## Start Working data

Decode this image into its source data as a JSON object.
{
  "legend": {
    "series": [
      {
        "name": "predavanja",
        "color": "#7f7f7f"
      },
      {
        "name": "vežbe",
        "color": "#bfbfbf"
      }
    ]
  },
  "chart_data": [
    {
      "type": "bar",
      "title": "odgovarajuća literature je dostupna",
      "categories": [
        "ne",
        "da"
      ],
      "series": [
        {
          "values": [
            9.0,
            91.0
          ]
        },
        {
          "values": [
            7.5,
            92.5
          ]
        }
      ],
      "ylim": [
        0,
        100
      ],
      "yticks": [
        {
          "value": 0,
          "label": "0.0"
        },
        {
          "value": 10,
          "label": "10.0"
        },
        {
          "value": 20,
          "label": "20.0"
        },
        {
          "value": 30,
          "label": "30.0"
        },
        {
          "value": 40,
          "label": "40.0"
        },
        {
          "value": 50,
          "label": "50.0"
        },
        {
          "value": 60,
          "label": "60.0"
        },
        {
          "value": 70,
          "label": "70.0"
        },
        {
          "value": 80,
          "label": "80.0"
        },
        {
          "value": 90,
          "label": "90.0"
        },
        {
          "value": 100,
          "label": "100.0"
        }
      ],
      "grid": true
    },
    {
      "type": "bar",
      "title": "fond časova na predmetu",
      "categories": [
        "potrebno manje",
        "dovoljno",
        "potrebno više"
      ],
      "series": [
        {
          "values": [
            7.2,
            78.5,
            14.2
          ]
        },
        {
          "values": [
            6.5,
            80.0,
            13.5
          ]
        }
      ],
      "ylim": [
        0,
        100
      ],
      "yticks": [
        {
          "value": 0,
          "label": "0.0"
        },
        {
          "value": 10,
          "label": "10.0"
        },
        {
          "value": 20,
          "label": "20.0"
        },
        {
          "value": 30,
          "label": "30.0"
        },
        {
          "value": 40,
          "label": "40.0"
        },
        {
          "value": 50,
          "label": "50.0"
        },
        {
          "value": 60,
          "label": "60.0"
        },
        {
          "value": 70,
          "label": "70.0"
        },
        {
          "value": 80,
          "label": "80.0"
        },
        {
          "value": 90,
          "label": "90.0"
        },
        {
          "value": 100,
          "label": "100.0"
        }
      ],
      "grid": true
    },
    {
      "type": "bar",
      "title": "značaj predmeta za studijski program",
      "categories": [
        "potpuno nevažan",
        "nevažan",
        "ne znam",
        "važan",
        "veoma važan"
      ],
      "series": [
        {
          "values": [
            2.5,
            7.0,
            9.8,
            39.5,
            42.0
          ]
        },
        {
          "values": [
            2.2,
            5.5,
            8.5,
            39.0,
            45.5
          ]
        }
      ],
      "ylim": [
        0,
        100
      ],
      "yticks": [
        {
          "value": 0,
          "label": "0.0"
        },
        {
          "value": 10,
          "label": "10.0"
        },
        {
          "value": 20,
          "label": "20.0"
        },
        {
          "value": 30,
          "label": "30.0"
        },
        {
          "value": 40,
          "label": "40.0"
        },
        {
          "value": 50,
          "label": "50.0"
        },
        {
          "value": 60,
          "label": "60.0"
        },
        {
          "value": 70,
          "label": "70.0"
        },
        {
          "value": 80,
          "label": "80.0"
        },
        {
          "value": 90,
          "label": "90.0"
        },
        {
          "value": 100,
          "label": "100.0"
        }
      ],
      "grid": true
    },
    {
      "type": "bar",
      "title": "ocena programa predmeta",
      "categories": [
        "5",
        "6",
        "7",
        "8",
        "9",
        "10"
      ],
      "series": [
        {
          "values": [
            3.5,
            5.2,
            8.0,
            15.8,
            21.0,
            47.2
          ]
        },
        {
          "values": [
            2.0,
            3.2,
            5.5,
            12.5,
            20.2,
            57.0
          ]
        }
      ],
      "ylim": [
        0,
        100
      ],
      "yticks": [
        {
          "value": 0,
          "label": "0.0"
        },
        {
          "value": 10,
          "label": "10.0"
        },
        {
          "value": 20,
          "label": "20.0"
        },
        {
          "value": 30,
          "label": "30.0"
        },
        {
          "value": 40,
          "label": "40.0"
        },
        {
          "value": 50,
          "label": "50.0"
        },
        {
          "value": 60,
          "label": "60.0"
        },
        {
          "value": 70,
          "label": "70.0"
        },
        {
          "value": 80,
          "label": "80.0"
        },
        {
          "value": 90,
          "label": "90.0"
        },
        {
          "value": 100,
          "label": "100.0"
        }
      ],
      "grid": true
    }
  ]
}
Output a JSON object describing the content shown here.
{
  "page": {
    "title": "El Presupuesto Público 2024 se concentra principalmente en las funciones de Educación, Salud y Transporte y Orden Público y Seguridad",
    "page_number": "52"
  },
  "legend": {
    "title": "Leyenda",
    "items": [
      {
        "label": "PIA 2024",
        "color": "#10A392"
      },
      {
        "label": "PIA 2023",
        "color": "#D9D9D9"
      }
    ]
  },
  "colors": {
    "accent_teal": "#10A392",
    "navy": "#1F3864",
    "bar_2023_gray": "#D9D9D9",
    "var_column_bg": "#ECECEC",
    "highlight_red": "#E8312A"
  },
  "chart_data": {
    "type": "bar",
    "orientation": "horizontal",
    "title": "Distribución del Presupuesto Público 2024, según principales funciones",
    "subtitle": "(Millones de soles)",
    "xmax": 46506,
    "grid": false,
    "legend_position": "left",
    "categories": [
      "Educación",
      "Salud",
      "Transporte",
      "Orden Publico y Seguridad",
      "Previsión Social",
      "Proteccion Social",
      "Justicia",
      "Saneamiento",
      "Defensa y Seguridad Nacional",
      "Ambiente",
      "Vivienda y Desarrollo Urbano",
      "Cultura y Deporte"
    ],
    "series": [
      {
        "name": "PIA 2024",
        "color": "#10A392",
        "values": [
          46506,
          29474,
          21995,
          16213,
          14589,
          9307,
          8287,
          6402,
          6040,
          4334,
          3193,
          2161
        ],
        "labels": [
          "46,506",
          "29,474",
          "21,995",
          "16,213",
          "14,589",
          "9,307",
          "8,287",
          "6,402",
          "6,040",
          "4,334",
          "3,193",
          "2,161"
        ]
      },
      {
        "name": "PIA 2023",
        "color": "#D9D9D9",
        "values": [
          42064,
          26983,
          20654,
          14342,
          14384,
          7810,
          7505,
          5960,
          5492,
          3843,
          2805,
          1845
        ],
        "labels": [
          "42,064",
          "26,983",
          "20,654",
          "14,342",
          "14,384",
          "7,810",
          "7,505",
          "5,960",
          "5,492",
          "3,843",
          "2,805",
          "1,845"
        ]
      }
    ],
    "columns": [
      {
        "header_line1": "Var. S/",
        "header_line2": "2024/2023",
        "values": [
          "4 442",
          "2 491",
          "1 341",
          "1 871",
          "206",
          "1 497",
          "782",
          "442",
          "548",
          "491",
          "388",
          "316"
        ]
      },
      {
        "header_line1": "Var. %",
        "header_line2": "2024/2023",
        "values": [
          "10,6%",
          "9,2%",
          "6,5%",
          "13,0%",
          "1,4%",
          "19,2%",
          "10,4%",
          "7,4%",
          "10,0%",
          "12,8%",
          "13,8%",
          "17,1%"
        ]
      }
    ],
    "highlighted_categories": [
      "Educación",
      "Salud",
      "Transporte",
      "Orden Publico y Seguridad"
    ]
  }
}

## End Working data

§ Exercise prompt
Your task is to output all of the data above word for word.

§ Solution
Decode this image into its source data as a JSON object.
{
  "legend": {
    "series": [
      {
        "name": "predavanja",
        "color": "#7f7f7f"
      },
      {
        "name": "vežbe",
        "color": "#bfbfbf"
      }
    ]
  },
  "chart_data": [
    {
      "type": "bar",
      "title": "odgovarajuća literature je dostupna",
      "categories": [
        "ne",
        "da"
      ],
      "series": [
        {
          "values": [
            9.0,
            91.0
          ]
        },
        {
          "values": [
            7.5,
            92.5
          ]
        }
      ],
      "ylim": [
        0,
        100
      ],
      "yticks": [
        {
          "value": 0,
          "label": "0.0"
        },
        {
          "value": 10,
          "label": "10.0"
        },
        {
          "value": 20,
          "label": "20.0"
        },
        {
          "value": 30,
          "label": "30.0"
        },
        {
          "value": 40,
          "label": "40.0"
        },
        {
          "value": 50,
          "label": "50.0"
        },
        {
          "value": 60,
          "label": "60.0"
        },
        {
          "value": 70,
          "label": "70.0"
        },
        {
          "value": 80,
          "label": "80.0"
        },
        {
          "value": 90,
          "label": "90.0"
        },
        {
          "value": 100,
          "label": "100.0"
        }
      ],
      "grid": true
    },
    {
      "type": "bar",
      "title": "fond časova na predmetu",
      "categories": [
        "potrebno manje",
        "dovoljno",
        "potrebno više"
      ],
      "series": [
        {
          "values": [
            7.2,
            78.5,
            14.2
          ]
        },
        {
          "values": [
            6.5,
            80.0,
            13.5
          ]
        }
      ],
      "ylim": [
        0,
        100
      ],
      "yticks": [
        {
          "value": 0,
          "label": "0.0"
        },
        {
          "value": 10,
          "label": "10.0"
        },
        {
          "value": 20,
          "label": "20.0"
        },
        {
          "value": 30,
          "label": "30.0"
        },
        {
          "value": 40,
          "label": "40.0"
        },
        {
          "value": 50,
          "label": "50.0"
        },
        {
          "value": 60,
          "label": "60.0"
        },
        {
          "value": 70,
          "label": "70.0"
        },
        {
          "value": 80,
          "label": "80.0"
        },
        {
          "value": 90,
          "label": "90.0"
        },
        {
          "value": 100,
          "label": "100.0"
        }
      ],
      "grid": true
    },
    {
      "type": "bar",
      "title": "značaj predmeta za studijski program",
      "categories": [
        "potpuno nevažan",
        "nevažan",
        "ne znam",
        "važan",
        "veoma važan"
      ],
      "series": [
        {
          "values": [
            2.5,
            7.0,
            9.8,
            39.5,
            42.0
          ]
        },
        {
          "values": [
            2.2,
            5.5,
            8.5,
            39.0,
            45.5
          ]
        }
      ],
      "ylim": [
        0,
        100
      ],
      "yticks": [
        {
          "value": 0,
          "label": "0.0"
        },
        {
          "value": 10,
          "label": "10.0"
        },
        {
          "value": 20,
          "label": "20.0"
        },
        {
          "value": 30,
          "label": "30.0"
        },
        {
          "value": 40,
          "label": "40.0"
        },
        {
          "value": 50,
          "label": "50.0"
        },
        {
          "value": 60,
          "label": "60.0"
        },
        {
          "value": 70,
          "label": "70.0"
        },
        {
          "value": 80,
          "label": "80.0"
        },
        {
          "value": 90,
          "label": "90.0"
        },
        {
          "value": 100,
          "label": "100.0"
        }
      ],
      "grid": true
    },
    {
      "type": "bar",
      "title": "ocena programa predmeta",
      "categories": [
        "5",
        "6",
        "7",
        "8",
        "9",
        "10"
      ],
      "series": [
        {
          "values": [
            3.5,
            5.2,
            8.0,
            15.8,
            21.0,
            47.2
          ]
        },
        {
          "values": [
            2.0,
            3.2,
            5.5,
            12.5,
            20.2,
            57.0
          ]
        }
      ],
      "ylim": [
        0,
        100
      ],
      "yticks": [
        {
          "value": 0,
          "label": "0.0"
        },
        {
          "value": 10,
          "label": "10.0"
        },
        {
          "value": 20,
          "label": "20.0"
        },
        {
          "value": 30,
          "label": "30.0"
        },
        {
          "value": 40,
          "label": "40.0"
        },
        {
          "value": 50,
          "label": "50.0"
        },
        {
          "value": 60,
          "label": "60.0"
        },
        {
          "value": 70,
          "label": "70.0"
        },
        {
          "value": 80,
          "label": "80.0"
        },
        {
          "value": 90,
          "label": "90.0"
        },
        {
          "value": 100,
          "label": "100.0"
        }
      ],
      "grid": true
    }
  ]
}
Output a JSON object describing the content shown here.
{
  "page": {
    "title": "El Presupuesto Público 2024 se concentra principalmente en las funciones de Educación, Salud y Transporte y Orden Público y Seguridad",
    "page_number": "52"
  },
  "legend": {
    "title": "Leyenda",
    "items": [
      {
        "label": "PIA 2024",
        "color": "#10A392"
      },
      {
        "label": "PIA 2023",
        "color": "#D9D9D9"
      }
    ]
  },
  "colors": {
    "accent_teal": "#10A392",
    "navy": "#1F3864",
    "bar_2023_gray": "#D9D9D9",
    "var_column_bg": "#ECECEC",
    "highlight_red": "#E8312A"
  },
  "chart_data": {
    "type": "bar",
    "orientation": "horizontal",
    "title": "Distribución del Presupuesto Público 2024, según principales funciones",
    "subtitle": "(Millones de soles)",
    "xmax": 46506,
    "grid": false,
    "legend_position": "left",
    "categories": [
      "Educación",
      "Salud",
      "Transporte",
      "Orden Publico y Seguridad",
      "Previsión Social",
      "Proteccion Social",
      "Justicia",
      "Saneamiento",
      "Defensa y Seguridad Nacional",
      "Ambiente",
      "Vivienda y Desarrollo Urbano",
      "Cultura y Deporte"
    ],
    "series": [
      {
        "name": "PIA 2024",
        "color": "#10A392",
        "values": [
          46506,
          29474,
          21995,
          16213,
          14589,
          9307,
          8287,
          6402,
          6040,
          4334,
          3193,
          2161
        ],
        "labels": [
          "46,506",
          "29,474",
          "21,995",
          "16,213",
          "14,589",
          "9,307",
          "8,287",
          "6,402",
          "6,040",
          "4,334",
          "3,193",
          "2,161"
        ]
      },
      {
        "name": "PIA 2023",
        "color": "#D9D9D9",
        "values": [
          42064,
          26983,
          20654,
          14342,
          14384,
          7810,
          7505,
          5960,
          5492,
          3843,
          2805,
          1845
        ],
        "labels": [
          "42,064",
          "26,983",
          "20,654",
          "14,342",
          "14,384",
          "7,810",
          "7,505",
          "5,960",
          "5,492",
          "3,843",
          "2,805",
          "1,845"
        ]
      }
    ],
    "columns": [
      {
        "header_line1": "Var. S/",
        "header_line2": "2024/2023",
        "values": [
          "4 442",
          "2 491",
          "1 341",
          "1 871",
          "206",
          "1 497",
          "782",
          "442",
          "548",
          "491",
          "388",
          "316"
        ]
      },
      {
        "header_line1": "Var. %",
        "header_line2": "2024/2023",
        "values": [
          "10,6%",
          "9,2%",
          "6,5%",
          "13,0%",
          "1,4%",
          "19,2%",
          "10,4%",
          "7,4%",
          "10,0%",
          "12,8%",
          "13,8%",
          "17,1%"
        ]
      }
    ],
    "highlighted_categories": [
      "Educación",
      "Salud",
      "Transporte",
      "Orden Publico y Seguridad"
    ]
  }
}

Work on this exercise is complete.